Collected data:
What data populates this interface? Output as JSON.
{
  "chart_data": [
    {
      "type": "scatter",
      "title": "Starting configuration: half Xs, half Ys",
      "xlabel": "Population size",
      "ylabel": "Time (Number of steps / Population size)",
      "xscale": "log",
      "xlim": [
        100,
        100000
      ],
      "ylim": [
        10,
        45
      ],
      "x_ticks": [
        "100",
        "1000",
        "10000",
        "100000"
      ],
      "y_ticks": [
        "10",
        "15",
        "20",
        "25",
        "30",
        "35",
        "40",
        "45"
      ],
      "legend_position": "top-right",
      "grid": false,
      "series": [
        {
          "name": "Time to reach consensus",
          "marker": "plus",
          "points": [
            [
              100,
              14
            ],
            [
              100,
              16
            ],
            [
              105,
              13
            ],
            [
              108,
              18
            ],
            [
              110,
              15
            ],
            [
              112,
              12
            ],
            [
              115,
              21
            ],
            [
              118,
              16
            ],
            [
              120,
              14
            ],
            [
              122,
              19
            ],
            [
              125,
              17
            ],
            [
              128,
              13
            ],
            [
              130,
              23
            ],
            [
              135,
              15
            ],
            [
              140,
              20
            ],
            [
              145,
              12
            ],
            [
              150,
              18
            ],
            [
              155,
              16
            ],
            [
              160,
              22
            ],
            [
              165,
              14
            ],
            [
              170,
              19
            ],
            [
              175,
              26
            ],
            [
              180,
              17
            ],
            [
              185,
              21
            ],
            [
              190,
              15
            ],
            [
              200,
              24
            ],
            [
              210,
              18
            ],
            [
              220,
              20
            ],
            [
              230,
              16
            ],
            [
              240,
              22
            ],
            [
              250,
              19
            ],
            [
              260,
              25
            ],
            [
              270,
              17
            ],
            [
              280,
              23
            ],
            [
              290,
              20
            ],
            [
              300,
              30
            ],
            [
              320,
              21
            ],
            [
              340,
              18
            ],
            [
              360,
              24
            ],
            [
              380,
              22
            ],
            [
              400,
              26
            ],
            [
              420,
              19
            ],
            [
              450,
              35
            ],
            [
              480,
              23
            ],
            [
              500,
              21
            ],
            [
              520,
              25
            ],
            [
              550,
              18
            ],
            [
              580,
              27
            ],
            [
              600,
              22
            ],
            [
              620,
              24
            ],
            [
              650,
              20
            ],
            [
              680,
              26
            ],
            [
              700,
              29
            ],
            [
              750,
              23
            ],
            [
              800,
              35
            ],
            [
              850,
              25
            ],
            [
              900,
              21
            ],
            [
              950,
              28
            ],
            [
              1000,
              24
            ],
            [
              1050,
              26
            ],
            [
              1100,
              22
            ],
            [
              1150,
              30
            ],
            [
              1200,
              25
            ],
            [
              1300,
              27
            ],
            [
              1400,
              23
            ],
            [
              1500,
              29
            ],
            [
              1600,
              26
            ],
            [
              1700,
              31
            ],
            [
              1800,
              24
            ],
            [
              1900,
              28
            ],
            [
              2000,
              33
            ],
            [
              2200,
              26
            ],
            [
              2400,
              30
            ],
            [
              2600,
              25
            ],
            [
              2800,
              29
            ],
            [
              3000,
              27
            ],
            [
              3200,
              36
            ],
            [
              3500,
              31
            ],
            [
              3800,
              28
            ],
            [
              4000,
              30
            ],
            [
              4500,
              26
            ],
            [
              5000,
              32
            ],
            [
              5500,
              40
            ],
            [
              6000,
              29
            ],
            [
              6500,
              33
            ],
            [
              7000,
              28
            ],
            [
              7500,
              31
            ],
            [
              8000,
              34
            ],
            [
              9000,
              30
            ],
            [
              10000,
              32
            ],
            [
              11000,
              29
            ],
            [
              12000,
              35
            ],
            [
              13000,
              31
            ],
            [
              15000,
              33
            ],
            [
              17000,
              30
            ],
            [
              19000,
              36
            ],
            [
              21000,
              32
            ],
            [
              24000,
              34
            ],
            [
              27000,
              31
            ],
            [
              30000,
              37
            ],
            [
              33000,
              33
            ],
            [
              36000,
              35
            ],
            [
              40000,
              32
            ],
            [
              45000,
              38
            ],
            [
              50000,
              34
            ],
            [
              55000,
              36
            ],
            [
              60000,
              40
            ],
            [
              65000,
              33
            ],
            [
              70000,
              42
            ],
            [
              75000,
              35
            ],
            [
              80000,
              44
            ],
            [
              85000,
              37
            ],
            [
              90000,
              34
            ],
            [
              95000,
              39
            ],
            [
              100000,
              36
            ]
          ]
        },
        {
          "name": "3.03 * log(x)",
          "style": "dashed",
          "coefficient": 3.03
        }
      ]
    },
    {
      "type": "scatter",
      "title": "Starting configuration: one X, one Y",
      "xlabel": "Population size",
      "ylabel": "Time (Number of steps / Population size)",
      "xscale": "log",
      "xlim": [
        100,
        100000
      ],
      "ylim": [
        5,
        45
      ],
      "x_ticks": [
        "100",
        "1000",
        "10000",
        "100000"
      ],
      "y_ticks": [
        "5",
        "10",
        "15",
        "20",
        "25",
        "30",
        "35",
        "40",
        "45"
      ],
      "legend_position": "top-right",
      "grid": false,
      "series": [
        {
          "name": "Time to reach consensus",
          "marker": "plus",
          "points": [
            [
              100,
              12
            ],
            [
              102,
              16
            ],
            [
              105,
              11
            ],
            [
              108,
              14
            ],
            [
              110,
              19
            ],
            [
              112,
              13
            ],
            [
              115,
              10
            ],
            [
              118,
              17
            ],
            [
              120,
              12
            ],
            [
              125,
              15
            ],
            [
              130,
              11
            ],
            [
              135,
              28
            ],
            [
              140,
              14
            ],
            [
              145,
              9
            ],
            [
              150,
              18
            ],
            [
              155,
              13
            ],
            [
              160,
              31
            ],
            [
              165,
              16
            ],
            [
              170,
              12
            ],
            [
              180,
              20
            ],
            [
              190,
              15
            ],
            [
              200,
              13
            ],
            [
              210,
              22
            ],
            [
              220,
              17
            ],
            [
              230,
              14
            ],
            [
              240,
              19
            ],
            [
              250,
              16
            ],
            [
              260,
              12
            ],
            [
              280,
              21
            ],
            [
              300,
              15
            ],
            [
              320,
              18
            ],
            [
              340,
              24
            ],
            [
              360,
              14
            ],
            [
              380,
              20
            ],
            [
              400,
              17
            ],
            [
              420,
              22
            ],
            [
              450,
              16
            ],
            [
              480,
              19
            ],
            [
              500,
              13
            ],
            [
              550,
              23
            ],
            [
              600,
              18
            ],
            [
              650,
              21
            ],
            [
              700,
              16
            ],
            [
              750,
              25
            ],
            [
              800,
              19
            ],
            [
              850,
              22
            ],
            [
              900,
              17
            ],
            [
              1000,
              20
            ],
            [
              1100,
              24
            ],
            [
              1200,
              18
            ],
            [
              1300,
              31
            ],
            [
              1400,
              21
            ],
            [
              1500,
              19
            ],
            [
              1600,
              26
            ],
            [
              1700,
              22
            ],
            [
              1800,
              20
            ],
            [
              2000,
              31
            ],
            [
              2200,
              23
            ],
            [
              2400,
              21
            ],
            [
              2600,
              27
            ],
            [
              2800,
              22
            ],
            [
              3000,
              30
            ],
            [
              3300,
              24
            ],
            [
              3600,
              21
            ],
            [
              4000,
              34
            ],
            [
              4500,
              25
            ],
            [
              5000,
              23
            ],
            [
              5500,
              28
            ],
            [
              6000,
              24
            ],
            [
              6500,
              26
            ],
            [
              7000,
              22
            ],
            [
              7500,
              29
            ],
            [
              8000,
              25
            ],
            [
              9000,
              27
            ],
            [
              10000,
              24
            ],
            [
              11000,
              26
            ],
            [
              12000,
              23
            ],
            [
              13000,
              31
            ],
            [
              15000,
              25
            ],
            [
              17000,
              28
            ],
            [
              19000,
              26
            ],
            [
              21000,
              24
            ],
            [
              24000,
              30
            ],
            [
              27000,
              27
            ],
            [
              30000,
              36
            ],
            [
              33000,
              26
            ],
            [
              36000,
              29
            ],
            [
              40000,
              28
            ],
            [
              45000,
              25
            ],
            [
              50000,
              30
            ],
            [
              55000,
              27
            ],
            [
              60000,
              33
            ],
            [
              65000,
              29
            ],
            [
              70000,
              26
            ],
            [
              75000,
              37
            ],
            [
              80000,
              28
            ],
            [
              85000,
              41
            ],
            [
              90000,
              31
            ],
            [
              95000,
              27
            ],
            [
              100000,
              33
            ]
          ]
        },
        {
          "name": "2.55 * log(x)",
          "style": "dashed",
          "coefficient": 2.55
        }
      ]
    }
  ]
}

- **PROBLEM TO WORK ON**: Of the lines in the material, how many contain the word "name"? Reply with the number and nothing else.

- **RESPONSE TO THIS TASK**: 4